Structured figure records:
↓

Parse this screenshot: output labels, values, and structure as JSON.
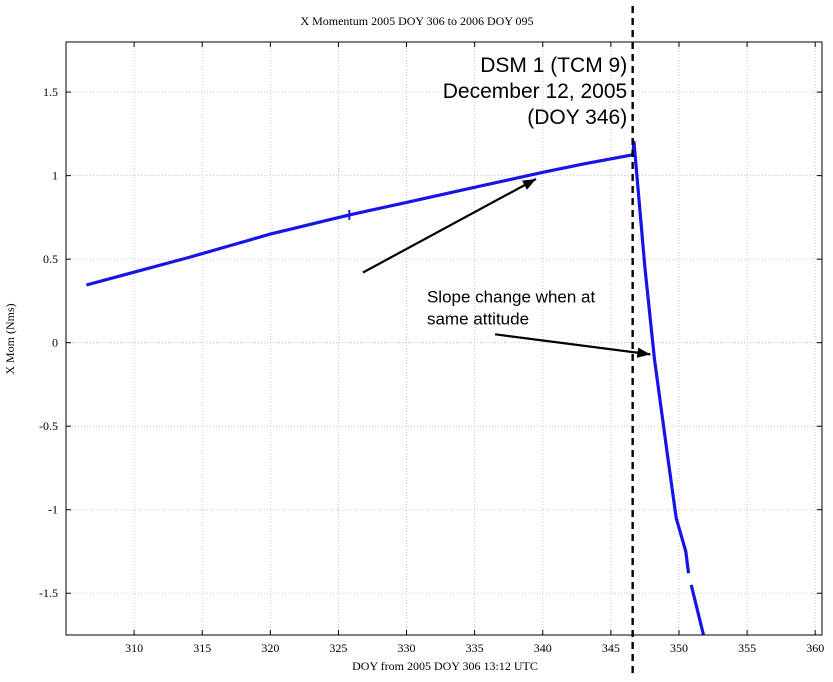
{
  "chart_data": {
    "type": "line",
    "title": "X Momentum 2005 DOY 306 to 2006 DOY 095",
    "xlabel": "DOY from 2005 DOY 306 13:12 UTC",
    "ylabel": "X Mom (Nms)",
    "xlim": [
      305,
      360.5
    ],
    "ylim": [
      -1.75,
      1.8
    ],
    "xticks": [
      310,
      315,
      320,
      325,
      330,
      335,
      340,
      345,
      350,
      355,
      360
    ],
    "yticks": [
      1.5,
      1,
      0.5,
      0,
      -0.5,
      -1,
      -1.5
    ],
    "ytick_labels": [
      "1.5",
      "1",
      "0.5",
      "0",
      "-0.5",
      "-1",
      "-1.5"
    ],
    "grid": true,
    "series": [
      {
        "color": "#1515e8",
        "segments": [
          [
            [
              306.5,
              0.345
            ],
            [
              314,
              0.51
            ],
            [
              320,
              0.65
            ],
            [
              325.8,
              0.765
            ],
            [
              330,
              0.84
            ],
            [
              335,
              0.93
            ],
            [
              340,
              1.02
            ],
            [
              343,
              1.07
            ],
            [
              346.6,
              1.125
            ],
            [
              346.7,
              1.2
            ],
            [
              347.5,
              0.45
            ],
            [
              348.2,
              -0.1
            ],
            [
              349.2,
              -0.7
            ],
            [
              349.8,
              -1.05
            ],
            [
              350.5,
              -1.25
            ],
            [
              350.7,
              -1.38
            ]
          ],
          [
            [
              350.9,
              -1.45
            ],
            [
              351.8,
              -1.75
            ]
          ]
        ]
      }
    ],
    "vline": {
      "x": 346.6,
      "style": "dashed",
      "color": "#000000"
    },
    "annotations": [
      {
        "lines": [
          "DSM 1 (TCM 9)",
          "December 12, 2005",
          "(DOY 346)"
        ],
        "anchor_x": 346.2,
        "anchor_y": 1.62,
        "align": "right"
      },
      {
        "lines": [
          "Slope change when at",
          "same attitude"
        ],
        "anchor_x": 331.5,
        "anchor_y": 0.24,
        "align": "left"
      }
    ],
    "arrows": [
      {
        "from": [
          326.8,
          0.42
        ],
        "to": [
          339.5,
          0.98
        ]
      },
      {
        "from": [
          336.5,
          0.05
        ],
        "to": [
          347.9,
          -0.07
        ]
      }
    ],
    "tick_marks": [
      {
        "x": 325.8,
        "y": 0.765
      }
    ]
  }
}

↑

• **Aim of the exercise**: Repeat every record precisely. Any picture among them stays out of the copy.

• **Right answer**:
Parse this screenshot: output labels, values, and structure as JSON.
{
  "chart_data": {
    "type": "line",
    "title": "X Momentum 2005 DOY 306 to 2006 DOY 095",
    "xlabel": "DOY from 2005 DOY 306 13:12 UTC",
    "ylabel": "X Mom (Nms)",
    "xlim": [
      305,
      360.5
    ],
    "ylim": [
      -1.75,
      1.8
    ],
    "xticks": [
      310,
      315,
      320,
      325,
      330,
      335,
      340,
      345,
      350,
      355,
      360
    ],
    "yticks": [
      1.5,
      1,
      0.5,
      0,
      -0.5,
      -1,
      -1.5
    ],
    "ytick_labels": [
      "1.5",
      "1",
      "0.5",
      "0",
      "-0.5",
      "-1",
      "-1.5"
    ],
    "grid": true,
    "series": [
      {
        "color": "#1515e8",
        "segments": [
          [
            [
              306.5,
              0.345
            ],
            [
              314,
              0.51
            ],
            [
              320,
              0.65
            ],
            [
              325.8,
              0.765
            ],
            [
              330,
              0.84
            ],
            [
              335,
              0.93
            ],
            [
              340,
              1.02
            ],
            [
              343,
              1.07
            ],
            [
              346.6,
              1.125
            ],
            [
              346.7,
              1.2
            ],
            [
              347.5,
              0.45
            ],
            [
              348.2,
              -0.1
            ],
            [
              349.2,
              -0.7
            ],
            [
              349.8,
              -1.05
            ],
            [
              350.5,
              -1.25
            ],
            [
              350.7,
              -1.38
            ]
          ],
          [
            [
              350.9,
              -1.45
            ],
            [
              351.8,
              -1.75
            ]
          ]
        ]
      }
    ],
    "vline": {
      "x": 346.6,
      "style": "dashed",
      "color": "#000000"
    },
    "annotations": [
      {
        "lines": [
          "DSM 1 (TCM 9)",
          "December 12, 2005",
          "(DOY 346)"
        ],
        "anchor_x": 346.2,
        "anchor_y": 1.62,
        "align": "right"
      },
      {
        "lines": [
          "Slope change when at",
          "same attitude"
        ],
        "anchor_x": 331.5,
        "anchor_y": 0.24,
        "align": "left"
      }
    ],
    "arrows": [
      {
        "from": [
          326.8,
          0.42
        ],
        "to": [
          339.5,
          0.98
        ]
      },
      {
        "from": [
          336.5,
          0.05
        ],
        "to": [
          347.9,
          -0.07
        ]
      }
    ],
    "tick_marks": [
      {
        "x": 325.8,
        "y": 0.765
      }
    ]
  }
}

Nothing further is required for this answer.